DO THIS
Quote every line of the material beneath this one.

>> start INPUT FOR THIS TASK

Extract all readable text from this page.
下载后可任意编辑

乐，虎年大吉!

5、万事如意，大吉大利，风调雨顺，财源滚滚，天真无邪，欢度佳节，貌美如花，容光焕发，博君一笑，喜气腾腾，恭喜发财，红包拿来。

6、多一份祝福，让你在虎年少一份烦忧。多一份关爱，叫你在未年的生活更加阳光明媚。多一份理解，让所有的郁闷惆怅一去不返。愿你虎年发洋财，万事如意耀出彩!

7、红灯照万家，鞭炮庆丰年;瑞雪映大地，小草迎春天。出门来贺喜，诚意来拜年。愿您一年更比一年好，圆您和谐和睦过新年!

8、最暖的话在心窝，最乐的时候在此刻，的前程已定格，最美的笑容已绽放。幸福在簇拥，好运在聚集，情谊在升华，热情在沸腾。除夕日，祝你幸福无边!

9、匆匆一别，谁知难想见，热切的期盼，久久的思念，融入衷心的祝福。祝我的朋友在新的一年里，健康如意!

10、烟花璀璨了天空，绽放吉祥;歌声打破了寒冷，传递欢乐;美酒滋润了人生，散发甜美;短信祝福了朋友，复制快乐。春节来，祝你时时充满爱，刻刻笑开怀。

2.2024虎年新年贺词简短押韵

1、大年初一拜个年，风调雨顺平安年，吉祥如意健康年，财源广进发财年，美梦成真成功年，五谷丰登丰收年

>> end INPUT FOR THIS TASK

SOLVED EXERCISE
Extract all readable text from this page.
下载后可任意编辑

乐，虎年大吉!

5、万事如意，大吉大利，风调雨顺，财源滚滚，天真无邪，欢度佳节，貌美如花，容光焕发，博君一笑，喜气腾腾，恭喜发财，红包拿来。

6、多一份祝福，让你在虎年少一份烦忧。多一份关爱，叫你在未年的生活更加阳光明媚。多一份理解，让所有的郁闷惆怅一去不返。愿你虎年发洋财，万事如意耀出彩!

7、红灯照万家，鞭炮庆丰年;瑞雪映大地，小草迎春天。出门来贺喜，诚意来拜年。愿您一年更比一年好，圆您和谐和睦过新年!

8、最暖的话在心窝，最乐的时候在此刻，的前程已定格，最美的笑容已绽放。幸福在簇拥，好运在聚集，情谊在升华，热情在沸腾。除夕日，祝你幸福无边!

9、匆匆一别，谁知难想见，热切的期盼，久久的思念，融入衷心的祝福。祝我的朋友在新的一年里，健康如意!

10、烟花璀璨了天空，绽放吉祥;歌声打破了寒冷，传递欢乐;美酒滋润了人生，散发甜美;短信祝福了朋友，复制快乐。春节来，祝你时时充满爱，刻刻笑开怀。

2.2024虎年新年贺词简短押韵

1、大年初一拜个年，风调雨顺平安年，吉祥如意健康年，财源广进发财年，美梦成真成功年，五谷丰登丰收年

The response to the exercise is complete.